▶ _Description of the task_: For this exercise, repeat all of the material verbatim apart from its images.

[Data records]
>> start
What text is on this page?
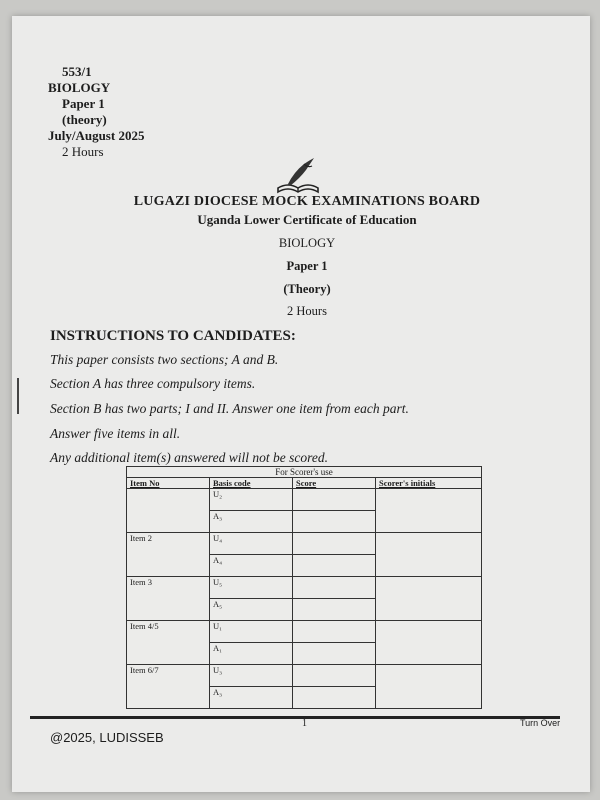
553/1
BIOLOGY
Paper 1
(theory)
July/August 2025
2 Hours
LUGAZI DIOCESE MOCK EXAMINATIONS BOARD
Uganda Lower Certificate of Education
BIOLOGY
Paper 1
(Theory)
2 Hours
INSTRUCTIONS TO CANDIDATES:
This paper consists two sections; A and B.
Section A has three compulsory items.
Section B has two parts; I and II. Answer one item from each part.
Answer five items in all.
Any additional item(s) answered will not be scored.
For Scorer's use			
Item No	Basis code	Score	Scorer's initials
	U₂		
	A₃		
Item 2	U₄		
	A₄		
Item 3	U₅		
	A₅		
Item 4/5	U₁		
	A₁		
Item 6/7	U₃		
	A₃		
1	Turn Over
@2025, LUDISSEB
>> end
▶ _Result_:
What text is on this page?
553/1
BIOLOGY
Paper 1
(theory)
July/August 2025
2 Hours
LUGAZI DIOCESE MOCK EXAMINATIONS BOARD
Uganda Lower Certificate of Education
BIOLOGY
Paper 1
(Theory)
2 Hours
INSTRUCTIONS TO CANDIDATES:
This paper consists two sections; A and B.
Section A has three compulsory items.
Section B has two parts; I and II. Answer one item from each part.
Answer five items in all.
Any additional item(s) answered will not be scored.
For Scorer's use			
Item No	Basis code	Score	Scorer's initials
	U₂		
	A₃		
Item 2	U₄		
	A₄		
Item 3	U₅		
	A₅		
Item 4/5	U₁		
	A₁		
Item 6/7	U₃		
	A₃		
1	Turn Over
@2025, LUDISSEB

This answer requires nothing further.